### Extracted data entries

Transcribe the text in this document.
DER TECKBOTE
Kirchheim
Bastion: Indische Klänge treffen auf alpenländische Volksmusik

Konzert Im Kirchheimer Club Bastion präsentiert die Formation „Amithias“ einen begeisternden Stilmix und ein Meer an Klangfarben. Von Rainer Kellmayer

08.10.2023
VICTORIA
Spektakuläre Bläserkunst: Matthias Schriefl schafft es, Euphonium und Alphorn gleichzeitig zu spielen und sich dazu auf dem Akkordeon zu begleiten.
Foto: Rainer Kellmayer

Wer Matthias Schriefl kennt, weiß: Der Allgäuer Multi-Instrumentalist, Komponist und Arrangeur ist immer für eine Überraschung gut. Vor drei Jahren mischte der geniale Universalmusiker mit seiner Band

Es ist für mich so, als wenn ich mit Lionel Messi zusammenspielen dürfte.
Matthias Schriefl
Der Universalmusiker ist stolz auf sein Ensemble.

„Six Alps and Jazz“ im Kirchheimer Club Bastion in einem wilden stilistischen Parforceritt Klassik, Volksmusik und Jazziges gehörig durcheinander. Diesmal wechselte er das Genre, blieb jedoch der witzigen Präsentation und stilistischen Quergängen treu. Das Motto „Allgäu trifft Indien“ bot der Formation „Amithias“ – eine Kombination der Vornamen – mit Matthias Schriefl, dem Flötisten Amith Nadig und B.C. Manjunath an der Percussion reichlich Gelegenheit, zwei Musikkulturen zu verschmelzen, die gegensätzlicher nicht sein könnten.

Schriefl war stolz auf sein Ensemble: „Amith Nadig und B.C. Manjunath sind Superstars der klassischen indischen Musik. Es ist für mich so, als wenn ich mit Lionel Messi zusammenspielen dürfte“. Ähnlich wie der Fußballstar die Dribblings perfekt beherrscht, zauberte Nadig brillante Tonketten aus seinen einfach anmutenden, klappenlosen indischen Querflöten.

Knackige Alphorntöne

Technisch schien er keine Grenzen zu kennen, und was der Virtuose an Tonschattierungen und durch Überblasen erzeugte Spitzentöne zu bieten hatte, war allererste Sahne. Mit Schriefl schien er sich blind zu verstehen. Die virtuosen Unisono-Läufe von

### STATED TASK
Filter lines by "sich" and return each hit.

### PROBLEM SOLUTION
Spektakuläre Bläserkunst: Matthias Schriefl schafft es, Euphonium und Alphorn gleichzeitig zu spielen und sich dazu auf dem Akkordeon zu begleiten.
Technisch schien er keine Grenzen zu kennen, und was der Virtuose an Tonschattierungen und durch Überblasen erzeugte Spitzentöne zu bieten hatte, war allererste Sahne. Mit Schriefl schien er sich blind zu verstehen. Die virtuosen Unisono-Läufe von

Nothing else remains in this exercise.